Dataset entries on figures
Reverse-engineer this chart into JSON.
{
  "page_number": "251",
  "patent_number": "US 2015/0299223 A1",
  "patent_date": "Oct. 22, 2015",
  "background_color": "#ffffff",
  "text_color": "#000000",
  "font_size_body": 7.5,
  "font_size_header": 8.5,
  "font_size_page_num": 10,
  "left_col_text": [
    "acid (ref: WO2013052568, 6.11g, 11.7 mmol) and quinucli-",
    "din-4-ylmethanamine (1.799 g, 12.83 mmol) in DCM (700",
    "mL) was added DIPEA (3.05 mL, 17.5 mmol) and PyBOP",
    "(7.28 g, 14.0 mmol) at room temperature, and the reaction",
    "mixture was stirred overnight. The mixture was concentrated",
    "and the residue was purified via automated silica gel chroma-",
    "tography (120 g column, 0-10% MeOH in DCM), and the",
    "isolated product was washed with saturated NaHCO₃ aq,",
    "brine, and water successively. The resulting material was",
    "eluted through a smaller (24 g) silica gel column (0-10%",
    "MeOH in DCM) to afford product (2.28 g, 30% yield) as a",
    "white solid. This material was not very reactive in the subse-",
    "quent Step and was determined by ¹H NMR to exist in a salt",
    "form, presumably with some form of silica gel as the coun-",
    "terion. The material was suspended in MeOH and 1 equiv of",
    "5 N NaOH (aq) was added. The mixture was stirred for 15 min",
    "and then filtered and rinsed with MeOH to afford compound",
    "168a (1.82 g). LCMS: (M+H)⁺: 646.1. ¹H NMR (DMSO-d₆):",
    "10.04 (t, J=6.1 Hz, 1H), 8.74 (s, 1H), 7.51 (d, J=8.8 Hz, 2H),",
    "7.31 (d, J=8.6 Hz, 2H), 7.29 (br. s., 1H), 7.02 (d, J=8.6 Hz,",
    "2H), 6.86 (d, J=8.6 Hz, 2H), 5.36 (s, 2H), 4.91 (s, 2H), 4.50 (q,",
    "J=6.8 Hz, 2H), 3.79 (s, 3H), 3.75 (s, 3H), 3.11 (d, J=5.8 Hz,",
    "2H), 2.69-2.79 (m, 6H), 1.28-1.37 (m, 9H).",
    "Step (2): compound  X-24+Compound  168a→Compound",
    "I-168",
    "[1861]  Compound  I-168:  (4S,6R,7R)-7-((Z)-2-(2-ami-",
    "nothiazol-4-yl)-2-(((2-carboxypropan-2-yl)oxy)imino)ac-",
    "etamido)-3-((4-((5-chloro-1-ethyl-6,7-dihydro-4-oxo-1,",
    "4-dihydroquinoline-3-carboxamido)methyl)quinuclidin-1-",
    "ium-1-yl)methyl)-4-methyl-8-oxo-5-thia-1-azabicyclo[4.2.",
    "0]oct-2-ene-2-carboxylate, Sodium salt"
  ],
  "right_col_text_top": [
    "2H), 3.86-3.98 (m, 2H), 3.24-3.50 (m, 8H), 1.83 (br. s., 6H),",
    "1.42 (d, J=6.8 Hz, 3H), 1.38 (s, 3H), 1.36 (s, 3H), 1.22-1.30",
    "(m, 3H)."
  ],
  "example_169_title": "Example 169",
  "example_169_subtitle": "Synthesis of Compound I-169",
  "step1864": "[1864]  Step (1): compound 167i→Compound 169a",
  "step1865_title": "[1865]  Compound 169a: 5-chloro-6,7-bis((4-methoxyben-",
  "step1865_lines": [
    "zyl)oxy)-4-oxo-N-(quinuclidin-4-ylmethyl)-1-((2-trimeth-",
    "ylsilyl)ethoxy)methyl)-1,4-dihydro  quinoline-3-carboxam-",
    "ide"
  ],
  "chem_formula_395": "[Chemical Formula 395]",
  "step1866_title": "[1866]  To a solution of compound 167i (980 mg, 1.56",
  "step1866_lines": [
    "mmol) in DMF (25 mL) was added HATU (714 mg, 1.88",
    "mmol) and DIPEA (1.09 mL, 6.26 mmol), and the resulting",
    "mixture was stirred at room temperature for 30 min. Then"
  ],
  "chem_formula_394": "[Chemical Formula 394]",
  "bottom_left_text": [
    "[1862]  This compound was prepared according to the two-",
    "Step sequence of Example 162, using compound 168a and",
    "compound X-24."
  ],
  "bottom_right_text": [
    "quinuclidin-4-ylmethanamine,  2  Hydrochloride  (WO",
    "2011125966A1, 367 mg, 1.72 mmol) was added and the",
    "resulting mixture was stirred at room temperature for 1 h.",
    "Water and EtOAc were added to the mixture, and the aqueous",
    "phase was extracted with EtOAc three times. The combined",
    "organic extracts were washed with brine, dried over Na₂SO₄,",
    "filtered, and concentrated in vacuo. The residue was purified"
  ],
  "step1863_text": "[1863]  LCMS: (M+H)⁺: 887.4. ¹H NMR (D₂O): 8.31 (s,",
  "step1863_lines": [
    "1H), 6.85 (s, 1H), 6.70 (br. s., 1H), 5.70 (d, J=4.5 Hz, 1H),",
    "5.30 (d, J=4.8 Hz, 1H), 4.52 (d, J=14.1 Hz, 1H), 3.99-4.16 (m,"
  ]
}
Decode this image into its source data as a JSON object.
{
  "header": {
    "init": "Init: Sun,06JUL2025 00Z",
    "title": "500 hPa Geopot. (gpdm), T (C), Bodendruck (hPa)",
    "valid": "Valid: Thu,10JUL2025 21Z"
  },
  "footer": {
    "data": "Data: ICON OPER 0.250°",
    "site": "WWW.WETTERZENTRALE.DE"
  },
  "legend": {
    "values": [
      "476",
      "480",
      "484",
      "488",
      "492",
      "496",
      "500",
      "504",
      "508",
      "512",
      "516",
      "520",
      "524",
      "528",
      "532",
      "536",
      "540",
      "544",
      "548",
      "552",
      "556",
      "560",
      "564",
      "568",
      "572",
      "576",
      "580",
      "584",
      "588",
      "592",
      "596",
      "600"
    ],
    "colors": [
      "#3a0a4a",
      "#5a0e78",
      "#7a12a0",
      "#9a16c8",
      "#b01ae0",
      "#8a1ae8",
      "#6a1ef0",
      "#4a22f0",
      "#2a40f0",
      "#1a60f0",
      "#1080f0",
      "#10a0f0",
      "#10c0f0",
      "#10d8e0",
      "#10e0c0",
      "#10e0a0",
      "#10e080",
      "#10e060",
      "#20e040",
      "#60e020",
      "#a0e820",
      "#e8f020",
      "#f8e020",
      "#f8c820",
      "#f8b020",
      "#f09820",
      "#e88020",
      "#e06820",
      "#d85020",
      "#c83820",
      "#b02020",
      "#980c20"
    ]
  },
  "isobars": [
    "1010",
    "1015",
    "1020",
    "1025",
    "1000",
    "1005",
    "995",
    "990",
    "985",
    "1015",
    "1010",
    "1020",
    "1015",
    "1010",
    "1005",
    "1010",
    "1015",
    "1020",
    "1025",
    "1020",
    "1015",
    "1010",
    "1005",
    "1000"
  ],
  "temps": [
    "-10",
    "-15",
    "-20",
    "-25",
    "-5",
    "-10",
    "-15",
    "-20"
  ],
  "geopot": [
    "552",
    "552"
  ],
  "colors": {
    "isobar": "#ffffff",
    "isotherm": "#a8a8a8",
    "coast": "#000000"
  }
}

Problem =
State the count of lines above containing the string "Formula", and add nothing to it.

Task solution =
2